# [Task material]
-=-=-=-=-
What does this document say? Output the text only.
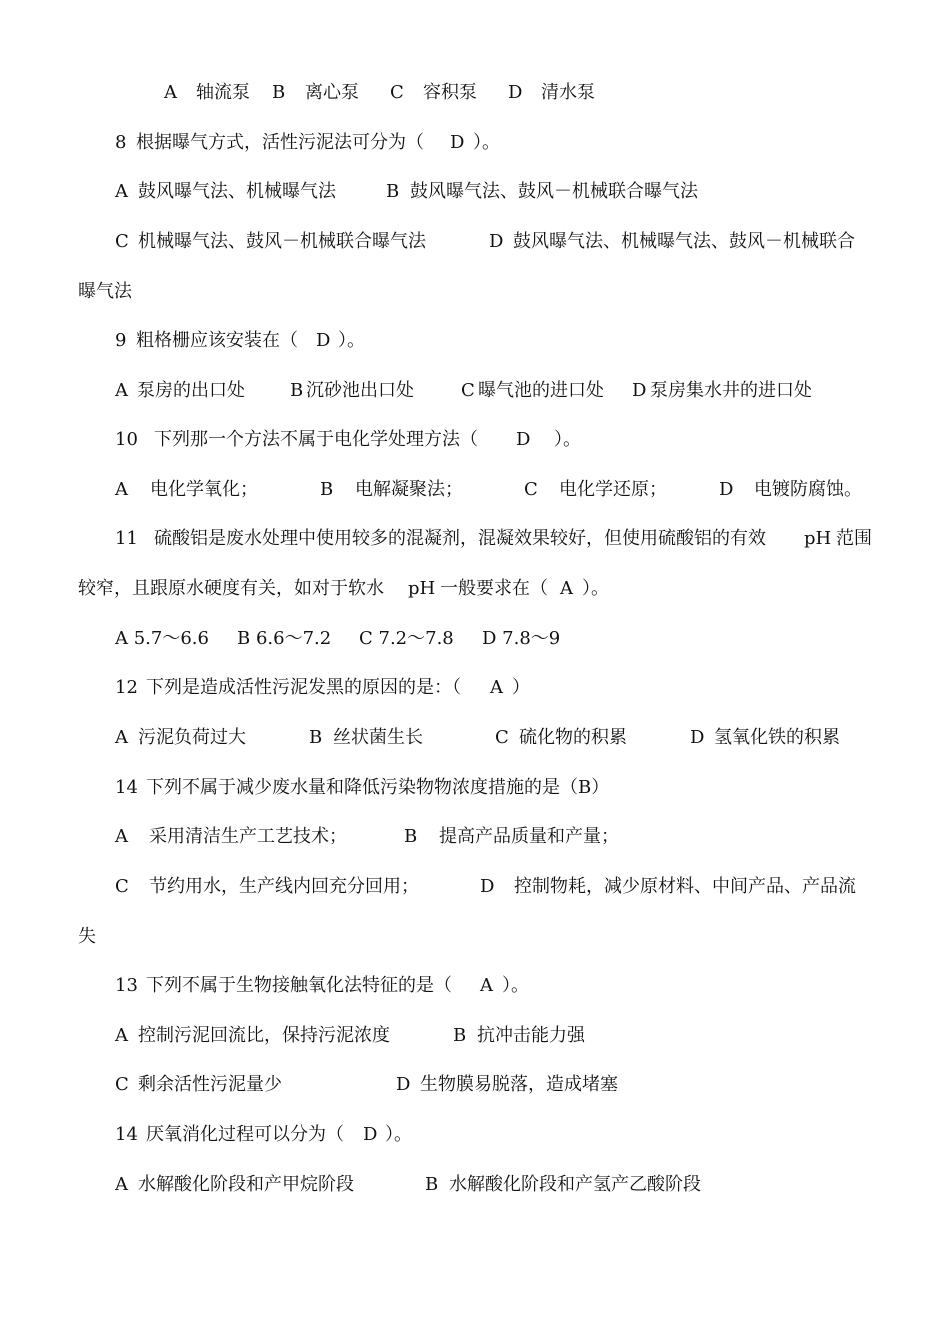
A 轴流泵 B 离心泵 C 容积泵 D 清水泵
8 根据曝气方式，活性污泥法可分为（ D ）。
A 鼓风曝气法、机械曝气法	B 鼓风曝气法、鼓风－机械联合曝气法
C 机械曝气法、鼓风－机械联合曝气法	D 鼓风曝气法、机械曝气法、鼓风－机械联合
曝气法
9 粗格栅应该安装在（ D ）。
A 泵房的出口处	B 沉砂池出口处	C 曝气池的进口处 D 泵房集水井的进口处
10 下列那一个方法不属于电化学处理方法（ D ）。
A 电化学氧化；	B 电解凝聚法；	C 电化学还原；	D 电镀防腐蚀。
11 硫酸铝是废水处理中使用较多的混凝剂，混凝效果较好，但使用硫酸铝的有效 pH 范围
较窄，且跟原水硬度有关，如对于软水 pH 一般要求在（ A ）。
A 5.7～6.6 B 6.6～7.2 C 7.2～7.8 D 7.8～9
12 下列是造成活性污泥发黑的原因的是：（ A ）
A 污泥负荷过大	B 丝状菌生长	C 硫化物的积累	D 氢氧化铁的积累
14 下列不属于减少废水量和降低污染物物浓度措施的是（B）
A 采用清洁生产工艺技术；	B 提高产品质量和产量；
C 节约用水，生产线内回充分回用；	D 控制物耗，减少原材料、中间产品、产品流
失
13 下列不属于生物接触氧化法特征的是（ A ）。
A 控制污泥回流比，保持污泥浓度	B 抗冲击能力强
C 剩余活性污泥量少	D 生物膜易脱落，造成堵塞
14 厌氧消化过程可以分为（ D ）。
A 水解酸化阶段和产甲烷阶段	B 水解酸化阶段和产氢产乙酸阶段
-=-=-=-=-
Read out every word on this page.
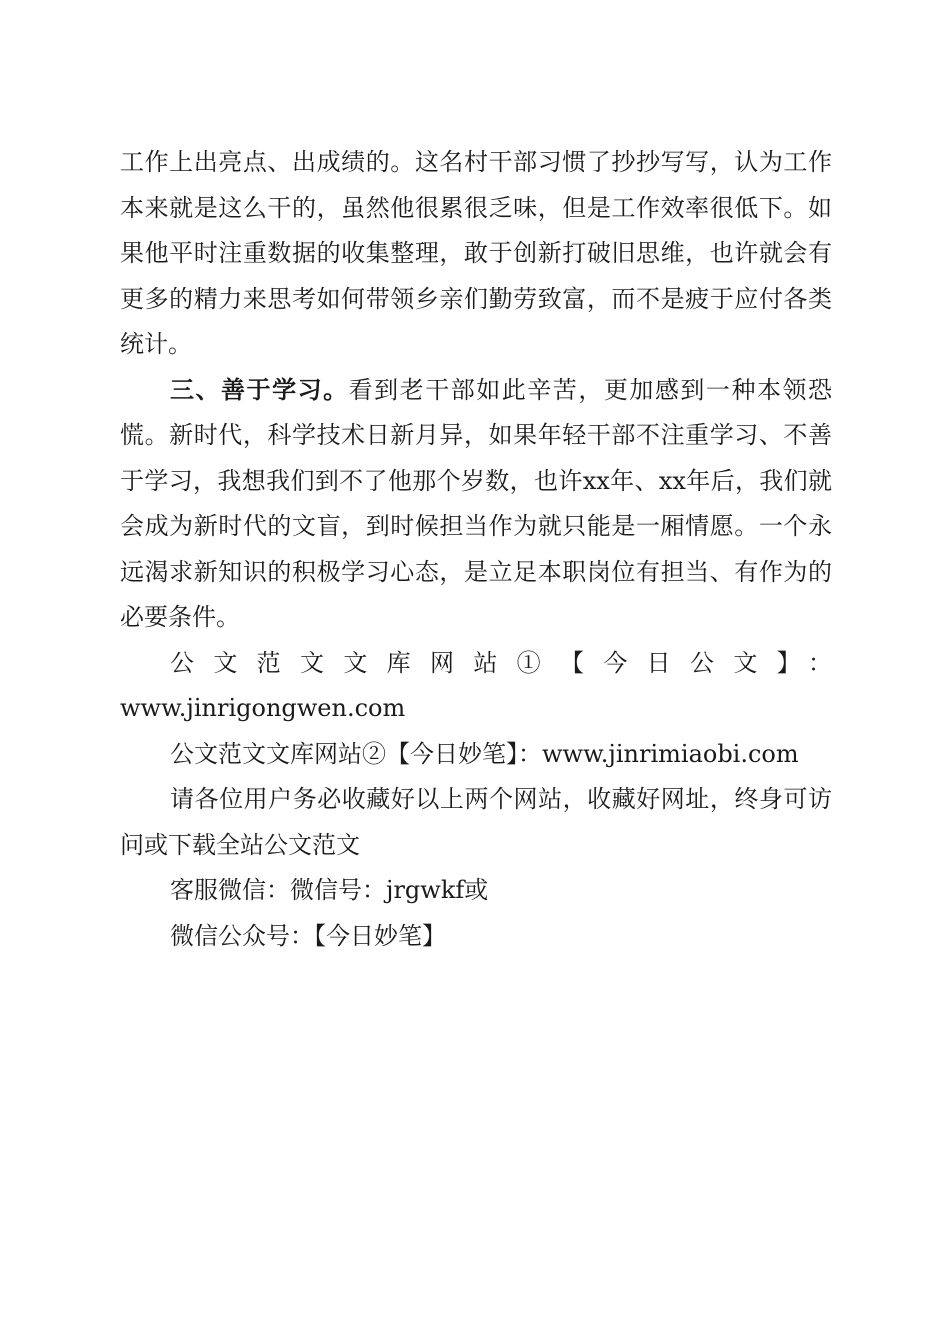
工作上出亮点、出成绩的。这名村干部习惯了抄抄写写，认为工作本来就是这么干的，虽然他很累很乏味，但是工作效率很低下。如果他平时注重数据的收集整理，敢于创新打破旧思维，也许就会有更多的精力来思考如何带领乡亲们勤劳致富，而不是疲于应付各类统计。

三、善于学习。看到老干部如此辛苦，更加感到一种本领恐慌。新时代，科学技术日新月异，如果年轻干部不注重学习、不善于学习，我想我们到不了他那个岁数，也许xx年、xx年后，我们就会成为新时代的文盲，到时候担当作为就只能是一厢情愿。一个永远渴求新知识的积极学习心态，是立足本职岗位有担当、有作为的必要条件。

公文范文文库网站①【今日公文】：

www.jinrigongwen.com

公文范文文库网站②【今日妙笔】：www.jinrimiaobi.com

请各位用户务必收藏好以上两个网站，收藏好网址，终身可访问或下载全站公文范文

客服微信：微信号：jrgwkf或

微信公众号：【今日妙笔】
-=-=-=-=-
# [Exercise prompt]
Filter for "机械联合曝气法". Return all lines that hold it.

# [Task output]
A 鼓风曝气法、机械曝气法	B 鼓风曝气法、鼓风－机械联合曝气法
C 机械曝气法、鼓风－机械联合曝气法	D 鼓风曝气法、机械曝气法、鼓风－机械联合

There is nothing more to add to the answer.